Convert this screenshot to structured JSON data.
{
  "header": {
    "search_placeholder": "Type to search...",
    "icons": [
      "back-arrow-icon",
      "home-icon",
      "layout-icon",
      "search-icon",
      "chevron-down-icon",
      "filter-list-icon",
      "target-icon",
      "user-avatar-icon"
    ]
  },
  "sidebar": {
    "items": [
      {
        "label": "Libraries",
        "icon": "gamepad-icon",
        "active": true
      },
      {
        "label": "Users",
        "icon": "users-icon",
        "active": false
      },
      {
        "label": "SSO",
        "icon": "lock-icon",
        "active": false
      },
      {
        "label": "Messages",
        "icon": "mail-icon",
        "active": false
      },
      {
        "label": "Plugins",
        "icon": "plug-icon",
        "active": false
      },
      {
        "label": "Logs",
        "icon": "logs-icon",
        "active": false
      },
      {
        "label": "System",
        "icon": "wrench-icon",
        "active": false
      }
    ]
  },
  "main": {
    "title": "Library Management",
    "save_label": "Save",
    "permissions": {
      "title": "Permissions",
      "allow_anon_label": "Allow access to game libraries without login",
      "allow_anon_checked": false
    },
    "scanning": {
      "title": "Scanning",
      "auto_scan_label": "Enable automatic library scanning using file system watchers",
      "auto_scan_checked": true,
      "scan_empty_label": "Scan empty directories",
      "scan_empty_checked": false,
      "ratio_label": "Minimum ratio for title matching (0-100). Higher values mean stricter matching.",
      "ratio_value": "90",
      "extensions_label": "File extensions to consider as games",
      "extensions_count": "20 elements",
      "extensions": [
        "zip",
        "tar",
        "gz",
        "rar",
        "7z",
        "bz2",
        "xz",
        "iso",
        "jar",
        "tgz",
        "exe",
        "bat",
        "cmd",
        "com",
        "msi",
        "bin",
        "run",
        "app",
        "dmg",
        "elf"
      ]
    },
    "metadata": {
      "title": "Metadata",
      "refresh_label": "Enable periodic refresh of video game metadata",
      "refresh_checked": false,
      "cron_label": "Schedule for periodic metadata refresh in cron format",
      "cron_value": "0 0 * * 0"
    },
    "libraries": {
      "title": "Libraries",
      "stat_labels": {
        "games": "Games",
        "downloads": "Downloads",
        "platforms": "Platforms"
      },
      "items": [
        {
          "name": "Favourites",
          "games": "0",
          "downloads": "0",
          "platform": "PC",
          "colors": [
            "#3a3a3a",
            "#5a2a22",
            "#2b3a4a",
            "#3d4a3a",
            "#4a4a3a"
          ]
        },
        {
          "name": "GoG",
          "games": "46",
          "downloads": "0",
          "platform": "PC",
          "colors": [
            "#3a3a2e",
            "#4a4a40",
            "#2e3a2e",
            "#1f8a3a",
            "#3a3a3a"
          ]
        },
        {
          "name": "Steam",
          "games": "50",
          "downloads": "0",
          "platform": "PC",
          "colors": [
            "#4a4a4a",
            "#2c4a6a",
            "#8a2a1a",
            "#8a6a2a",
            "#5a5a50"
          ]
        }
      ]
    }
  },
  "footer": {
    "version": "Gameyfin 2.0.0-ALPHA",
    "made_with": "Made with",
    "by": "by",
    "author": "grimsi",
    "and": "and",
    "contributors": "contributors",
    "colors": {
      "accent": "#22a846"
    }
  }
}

- - -

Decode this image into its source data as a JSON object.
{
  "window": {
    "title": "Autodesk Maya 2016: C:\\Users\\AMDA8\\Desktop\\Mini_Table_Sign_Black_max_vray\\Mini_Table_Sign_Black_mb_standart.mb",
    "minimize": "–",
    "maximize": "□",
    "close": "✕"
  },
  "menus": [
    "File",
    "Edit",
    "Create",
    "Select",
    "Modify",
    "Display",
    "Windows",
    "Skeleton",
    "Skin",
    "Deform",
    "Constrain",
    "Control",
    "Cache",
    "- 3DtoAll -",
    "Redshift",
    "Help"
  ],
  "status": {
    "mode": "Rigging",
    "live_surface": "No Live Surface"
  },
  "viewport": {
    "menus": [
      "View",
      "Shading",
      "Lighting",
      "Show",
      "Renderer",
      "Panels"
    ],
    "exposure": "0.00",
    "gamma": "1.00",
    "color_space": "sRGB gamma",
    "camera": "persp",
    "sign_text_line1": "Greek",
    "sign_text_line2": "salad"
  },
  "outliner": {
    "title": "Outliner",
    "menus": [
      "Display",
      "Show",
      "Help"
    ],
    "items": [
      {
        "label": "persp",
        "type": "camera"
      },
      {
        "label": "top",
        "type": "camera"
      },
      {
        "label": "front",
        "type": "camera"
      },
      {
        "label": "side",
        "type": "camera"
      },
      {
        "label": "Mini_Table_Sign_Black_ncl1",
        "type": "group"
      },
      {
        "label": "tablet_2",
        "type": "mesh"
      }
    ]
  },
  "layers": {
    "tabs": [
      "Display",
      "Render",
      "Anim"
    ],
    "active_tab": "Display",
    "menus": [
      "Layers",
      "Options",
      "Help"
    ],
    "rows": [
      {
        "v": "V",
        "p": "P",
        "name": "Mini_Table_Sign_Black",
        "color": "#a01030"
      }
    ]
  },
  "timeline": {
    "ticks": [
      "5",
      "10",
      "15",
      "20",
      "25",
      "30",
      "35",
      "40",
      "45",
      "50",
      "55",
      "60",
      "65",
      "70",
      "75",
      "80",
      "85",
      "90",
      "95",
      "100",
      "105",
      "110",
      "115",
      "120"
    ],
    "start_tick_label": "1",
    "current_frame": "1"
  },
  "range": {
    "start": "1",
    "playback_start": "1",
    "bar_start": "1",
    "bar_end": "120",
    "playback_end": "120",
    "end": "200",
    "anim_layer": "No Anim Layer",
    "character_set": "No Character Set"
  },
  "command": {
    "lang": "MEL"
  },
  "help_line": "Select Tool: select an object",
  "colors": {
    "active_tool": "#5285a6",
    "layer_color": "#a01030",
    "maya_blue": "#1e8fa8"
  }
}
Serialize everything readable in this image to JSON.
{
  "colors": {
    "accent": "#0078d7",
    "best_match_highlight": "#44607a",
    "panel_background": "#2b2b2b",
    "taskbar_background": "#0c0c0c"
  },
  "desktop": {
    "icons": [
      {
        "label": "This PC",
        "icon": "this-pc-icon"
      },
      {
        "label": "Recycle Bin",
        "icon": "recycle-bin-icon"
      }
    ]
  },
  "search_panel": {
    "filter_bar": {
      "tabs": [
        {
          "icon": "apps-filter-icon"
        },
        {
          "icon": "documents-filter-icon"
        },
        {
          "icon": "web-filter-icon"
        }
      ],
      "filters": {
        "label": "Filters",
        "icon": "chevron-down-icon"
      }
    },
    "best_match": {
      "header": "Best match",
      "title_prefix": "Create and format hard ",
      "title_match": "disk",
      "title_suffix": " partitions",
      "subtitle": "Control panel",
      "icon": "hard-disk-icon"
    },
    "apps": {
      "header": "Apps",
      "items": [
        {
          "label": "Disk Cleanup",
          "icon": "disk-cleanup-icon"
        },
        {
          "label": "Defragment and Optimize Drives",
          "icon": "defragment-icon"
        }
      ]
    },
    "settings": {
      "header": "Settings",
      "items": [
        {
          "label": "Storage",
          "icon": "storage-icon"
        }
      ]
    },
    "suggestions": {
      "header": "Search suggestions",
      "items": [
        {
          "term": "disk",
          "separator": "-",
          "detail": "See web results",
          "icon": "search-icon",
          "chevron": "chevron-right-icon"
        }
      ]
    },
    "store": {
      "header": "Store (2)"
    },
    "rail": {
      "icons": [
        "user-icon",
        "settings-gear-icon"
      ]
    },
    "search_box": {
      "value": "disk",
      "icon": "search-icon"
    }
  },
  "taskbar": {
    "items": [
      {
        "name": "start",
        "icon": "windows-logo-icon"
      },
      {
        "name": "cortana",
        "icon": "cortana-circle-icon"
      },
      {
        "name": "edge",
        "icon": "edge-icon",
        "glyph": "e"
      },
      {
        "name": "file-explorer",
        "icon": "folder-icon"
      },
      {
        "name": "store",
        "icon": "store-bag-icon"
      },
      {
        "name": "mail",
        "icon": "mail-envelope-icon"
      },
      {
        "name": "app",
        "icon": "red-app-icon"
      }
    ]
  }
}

- - -

= Your task =
Lines that hold the word "Display" are the ones to return, every one of them.

= Correct response =
    "Display",
      "Display",
      "Display",
    "active_tab": "Display",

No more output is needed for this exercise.